● **Exercise goal**:
Can you print every record below exactly as written?
════════════════════
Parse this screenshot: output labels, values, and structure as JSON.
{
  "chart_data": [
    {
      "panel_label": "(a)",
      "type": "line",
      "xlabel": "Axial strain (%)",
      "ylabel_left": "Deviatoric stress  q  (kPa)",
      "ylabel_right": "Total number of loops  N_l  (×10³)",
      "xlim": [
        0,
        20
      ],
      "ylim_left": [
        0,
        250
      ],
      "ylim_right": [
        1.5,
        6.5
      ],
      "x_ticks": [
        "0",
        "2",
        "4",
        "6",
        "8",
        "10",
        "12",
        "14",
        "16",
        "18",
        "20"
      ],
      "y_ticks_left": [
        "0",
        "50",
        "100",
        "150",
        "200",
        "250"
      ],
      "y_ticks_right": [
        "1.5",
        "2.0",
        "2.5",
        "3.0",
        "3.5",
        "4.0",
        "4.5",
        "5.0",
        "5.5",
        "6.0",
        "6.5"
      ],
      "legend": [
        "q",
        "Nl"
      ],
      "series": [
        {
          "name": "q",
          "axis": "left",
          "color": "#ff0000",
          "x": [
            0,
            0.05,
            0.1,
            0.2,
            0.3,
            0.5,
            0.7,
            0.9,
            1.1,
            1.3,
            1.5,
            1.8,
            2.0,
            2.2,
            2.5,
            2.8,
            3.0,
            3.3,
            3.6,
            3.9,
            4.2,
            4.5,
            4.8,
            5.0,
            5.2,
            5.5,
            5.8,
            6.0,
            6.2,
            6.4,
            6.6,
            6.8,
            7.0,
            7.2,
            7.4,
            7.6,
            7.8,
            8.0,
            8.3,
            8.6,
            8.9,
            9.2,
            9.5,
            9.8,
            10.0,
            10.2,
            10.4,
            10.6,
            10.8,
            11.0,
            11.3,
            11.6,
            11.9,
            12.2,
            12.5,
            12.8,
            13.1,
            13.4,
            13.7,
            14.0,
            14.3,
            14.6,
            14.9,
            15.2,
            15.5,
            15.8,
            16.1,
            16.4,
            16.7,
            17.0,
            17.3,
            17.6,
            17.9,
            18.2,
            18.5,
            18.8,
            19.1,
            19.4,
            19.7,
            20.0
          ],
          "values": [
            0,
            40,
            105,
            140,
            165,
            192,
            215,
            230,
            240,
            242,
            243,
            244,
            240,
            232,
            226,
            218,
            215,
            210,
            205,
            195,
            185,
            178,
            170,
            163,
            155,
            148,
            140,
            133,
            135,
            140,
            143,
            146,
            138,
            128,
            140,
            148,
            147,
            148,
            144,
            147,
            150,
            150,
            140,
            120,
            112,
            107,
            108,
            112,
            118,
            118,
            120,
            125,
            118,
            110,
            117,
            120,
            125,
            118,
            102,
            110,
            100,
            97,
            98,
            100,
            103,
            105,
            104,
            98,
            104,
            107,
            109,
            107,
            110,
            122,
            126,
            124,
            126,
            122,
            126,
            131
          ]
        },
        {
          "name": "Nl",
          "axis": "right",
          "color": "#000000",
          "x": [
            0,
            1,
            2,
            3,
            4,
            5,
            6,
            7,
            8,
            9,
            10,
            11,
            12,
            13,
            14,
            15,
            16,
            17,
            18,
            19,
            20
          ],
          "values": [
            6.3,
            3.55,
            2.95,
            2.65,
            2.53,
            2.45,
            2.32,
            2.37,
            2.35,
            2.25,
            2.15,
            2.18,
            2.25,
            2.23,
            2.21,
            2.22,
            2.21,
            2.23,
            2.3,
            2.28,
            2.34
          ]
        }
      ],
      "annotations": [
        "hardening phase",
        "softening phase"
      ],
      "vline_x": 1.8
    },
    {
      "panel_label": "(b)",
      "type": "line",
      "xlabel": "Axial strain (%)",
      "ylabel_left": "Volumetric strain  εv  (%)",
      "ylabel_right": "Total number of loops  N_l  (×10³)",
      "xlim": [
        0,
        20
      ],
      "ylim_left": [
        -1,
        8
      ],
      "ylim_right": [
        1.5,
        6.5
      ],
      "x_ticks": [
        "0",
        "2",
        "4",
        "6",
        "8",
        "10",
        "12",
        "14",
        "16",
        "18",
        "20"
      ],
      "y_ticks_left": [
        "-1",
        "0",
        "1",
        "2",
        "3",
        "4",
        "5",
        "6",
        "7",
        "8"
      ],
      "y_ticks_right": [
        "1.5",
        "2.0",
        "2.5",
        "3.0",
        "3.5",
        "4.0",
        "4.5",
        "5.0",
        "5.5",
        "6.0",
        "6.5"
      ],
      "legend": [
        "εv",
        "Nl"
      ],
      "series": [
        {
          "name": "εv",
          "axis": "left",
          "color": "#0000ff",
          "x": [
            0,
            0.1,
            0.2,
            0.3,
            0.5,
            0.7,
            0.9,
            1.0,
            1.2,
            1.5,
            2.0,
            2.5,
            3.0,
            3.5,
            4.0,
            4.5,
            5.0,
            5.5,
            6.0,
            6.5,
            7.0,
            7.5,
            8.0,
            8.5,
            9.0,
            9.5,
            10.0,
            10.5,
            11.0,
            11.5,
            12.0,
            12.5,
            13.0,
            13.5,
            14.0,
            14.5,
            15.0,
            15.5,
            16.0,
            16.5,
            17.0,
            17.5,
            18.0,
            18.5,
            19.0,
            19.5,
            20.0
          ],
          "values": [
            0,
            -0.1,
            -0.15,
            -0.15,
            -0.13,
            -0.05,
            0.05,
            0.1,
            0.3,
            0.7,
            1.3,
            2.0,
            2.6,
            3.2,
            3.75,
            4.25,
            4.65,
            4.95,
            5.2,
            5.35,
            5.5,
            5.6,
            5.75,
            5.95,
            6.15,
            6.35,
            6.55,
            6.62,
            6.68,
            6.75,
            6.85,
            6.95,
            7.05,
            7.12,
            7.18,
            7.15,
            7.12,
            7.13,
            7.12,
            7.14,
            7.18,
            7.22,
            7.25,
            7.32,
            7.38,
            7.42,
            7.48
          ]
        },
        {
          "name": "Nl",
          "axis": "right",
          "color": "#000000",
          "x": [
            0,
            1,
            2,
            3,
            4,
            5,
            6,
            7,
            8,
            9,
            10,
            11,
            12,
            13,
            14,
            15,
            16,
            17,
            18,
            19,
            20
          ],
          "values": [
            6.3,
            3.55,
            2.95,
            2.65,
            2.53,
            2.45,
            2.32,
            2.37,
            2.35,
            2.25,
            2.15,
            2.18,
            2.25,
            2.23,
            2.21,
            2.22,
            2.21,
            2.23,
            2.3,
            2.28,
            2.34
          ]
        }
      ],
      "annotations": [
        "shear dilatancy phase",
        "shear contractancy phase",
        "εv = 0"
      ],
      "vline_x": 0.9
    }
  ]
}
════════════════════
● **Exercise result**:
Parse this screenshot: output labels, values, and structure as JSON.
{
  "chart_data": [
    {
      "panel_label": "(a)",
      "type": "line",
      "xlabel": "Axial strain (%)",
      "ylabel_left": "Deviatoric stress  q  (kPa)",
      "ylabel_right": "Total number of loops  N_l  (×10³)",
      "xlim": [
        0,
        20
      ],
      "ylim_left": [
        0,
        250
      ],
      "ylim_right": [
        1.5,
        6.5
      ],
      "x_ticks": [
        "0",
        "2",
        "4",
        "6",
        "8",
        "10",
        "12",
        "14",
        "16",
        "18",
        "20"
      ],
      "y_ticks_left": [
        "0",
        "50",
        "100",
        "150",
        "200",
        "250"
      ],
      "y_ticks_right": [
        "1.5",
        "2.0",
        "2.5",
        "3.0",
        "3.5",
        "4.0",
        "4.5",
        "5.0",
        "5.5",
        "6.0",
        "6.5"
      ],
      "legend": [
        "q",
        "Nl"
      ],
      "series": [
        {
          "name": "q",
          "axis": "left",
          "color": "#ff0000",
          "x": [
            0,
            0.05,
            0.1,
            0.2,
            0.3,
            0.5,
            0.7,
            0.9,
            1.1,
            1.3,
            1.5,
            1.8,
            2.0,
            2.2,
            2.5,
            2.8,
            3.0,
            3.3,
            3.6,
            3.9,
            4.2,
            4.5,
            4.8,
            5.0,
            5.2,
            5.5,
            5.8,
            6.0,
            6.2,
            6.4,
            6.6,
            6.8,
            7.0,
            7.2,
            7.4,
            7.6,
            7.8,
            8.0,
            8.3,
            8.6,
            8.9,
            9.2,
            9.5,
            9.8,
            10.0,
            10.2,
            10.4,
            10.6,
            10.8,
            11.0,
            11.3,
            11.6,
            11.9,
            12.2,
            12.5,
            12.8,
            13.1,
            13.4,
            13.7,
            14.0,
            14.3,
            14.6,
            14.9,
            15.2,
            15.5,
            15.8,
            16.1,
            16.4,
            16.7,
            17.0,
            17.3,
            17.6,
            17.9,
            18.2,
            18.5,
            18.8,
            19.1,
            19.4,
            19.7,
            20.0
          ],
          "values": [
            0,
            40,
            105,
            140,
            165,
            192,
            215,
            230,
            240,
            242,
            243,
            244,
            240,
            232,
            226,
            218,
            215,
            210,
            205,
            195,
            185,
            178,
            170,
            163,
            155,
            148,
            140,
            133,
            135,
            140,
            143,
            146,
            138,
            128,
            140,
            148,
            147,
            148,
            144,
            147,
            150,
            150,
            140,
            120,
            112,
            107,
            108,
            112,
            118,
            118,
            120,
            125,
            118,
            110,
            117,
            120,
            125,
            118,
            102,
            110,
            100,
            97,
            98,
            100,
            103,
            105,
            104,
            98,
            104,
            107,
            109,
            107,
            110,
            122,
            126,
            124,
            126,
            122,
            126,
            131
          ]
        },
        {
          "name": "Nl",
          "axis": "right",
          "color": "#000000",
          "x": [
            0,
            1,
            2,
            3,
            4,
            5,
            6,
            7,
            8,
            9,
            10,
            11,
            12,
            13,
            14,
            15,
            16,
            17,
            18,
            19,
            20
          ],
          "values": [
            6.3,
            3.55,
            2.95,
            2.65,
            2.53,
            2.45,
            2.32,
            2.37,
            2.35,
            2.25,
            2.15,
            2.18,
            2.25,
            2.23,
            2.21,
            2.22,
            2.21,
            2.23,
            2.3,
            2.28,
            2.34
          ]
        }
      ],
      "annotations": [
        "hardening phase",
        "softening phase"
      ],
      "vline_x": 1.8
    },
    {
      "panel_label": "(b)",
      "type": "line",
      "xlabel": "Axial strain (%)",
      "ylabel_left": "Volumetric strain  εv  (%)",
      "ylabel_right": "Total number of loops  N_l  (×10³)",
      "xlim": [
        0,
        20
      ],
      "ylim_left": [
        -1,
        8
      ],
      "ylim_right": [
        1.5,
        6.5
      ],
      "x_ticks": [
        "0",
        "2",
        "4",
        "6",
        "8",
        "10",
        "12",
        "14",
        "16",
        "18",
        "20"
      ],
      "y_ticks_left": [
        "-1",
        "0",
        "1",
        "2",
        "3",
        "4",
        "5",
        "6",
        "7",
        "8"
      ],
      "y_ticks_right": [
        "1.5",
        "2.0",
        "2.5",
        "3.0",
        "3.5",
        "4.0",
        "4.5",
        "5.0",
        "5.5",
        "6.0",
        "6.5"
      ],
      "legend": [
        "εv",
        "Nl"
      ],
      "series": [
        {
          "name": "εv",
          "axis": "left",
          "color": "#0000ff",
          "x": [
            0,
            0.1,
            0.2,
            0.3,
            0.5,
            0.7,
            0.9,
            1.0,
            1.2,
            1.5,
            2.0,
            2.5,
            3.0,
            3.5,
            4.0,
            4.5,
            5.0,
            5.5,
            6.0,
            6.5,
            7.0,
            7.5,
            8.0,
            8.5,
            9.0,
            9.5,
            10.0,
            10.5,
            11.0,
            11.5,
            12.0,
            12.5,
            13.0,
            13.5,
            14.0,
            14.5,
            15.0,
            15.5,
            16.0,
            16.5,
            17.0,
            17.5,
            18.0,
            18.5,
            19.0,
            19.5,
            20.0
          ],
          "values": [
            0,
            -0.1,
            -0.15,
            -0.15,
            -0.13,
            -0.05,
            0.05,
            0.1,
            0.3,
            0.7,
            1.3,
            2.0,
            2.6,
            3.2,
            3.75,
            4.25,
            4.65,
            4.95,
            5.2,
            5.35,
            5.5,
            5.6,
            5.75,
            5.95,
            6.15,
            6.35,
            6.55,
            6.62,
            6.68,
            6.75,
            6.85,
            6.95,
            7.05,
            7.12,
            7.18,
            7.15,
            7.12,
            7.13,
            7.12,
            7.14,
            7.18,
            7.22,
            7.25,
            7.32,
            7.38,
            7.42,
            7.48
          ]
        },
        {
          "name": "Nl",
          "axis": "right",
          "color": "#000000",
          "x": [
            0,
            1,
            2,
            3,
            4,
            5,
            6,
            7,
            8,
            9,
            10,
            11,
            12,
            13,
            14,
            15,
            16,
            17,
            18,
            19,
            20
          ],
          "values": [
            6.3,
            3.55,
            2.95,
            2.65,
            2.53,
            2.45,
            2.32,
            2.37,
            2.35,
            2.25,
            2.15,
            2.18,
            2.25,
            2.23,
            2.21,
            2.22,
            2.21,
            2.23,
            2.3,
            2.28,
            2.34
          ]
        }
      ],
      "annotations": [
        "shear dilatancy phase",
        "shear contractancy phase",
        "εv = 0"
      ],
      "vline_x": 0.9
    }
  ]
}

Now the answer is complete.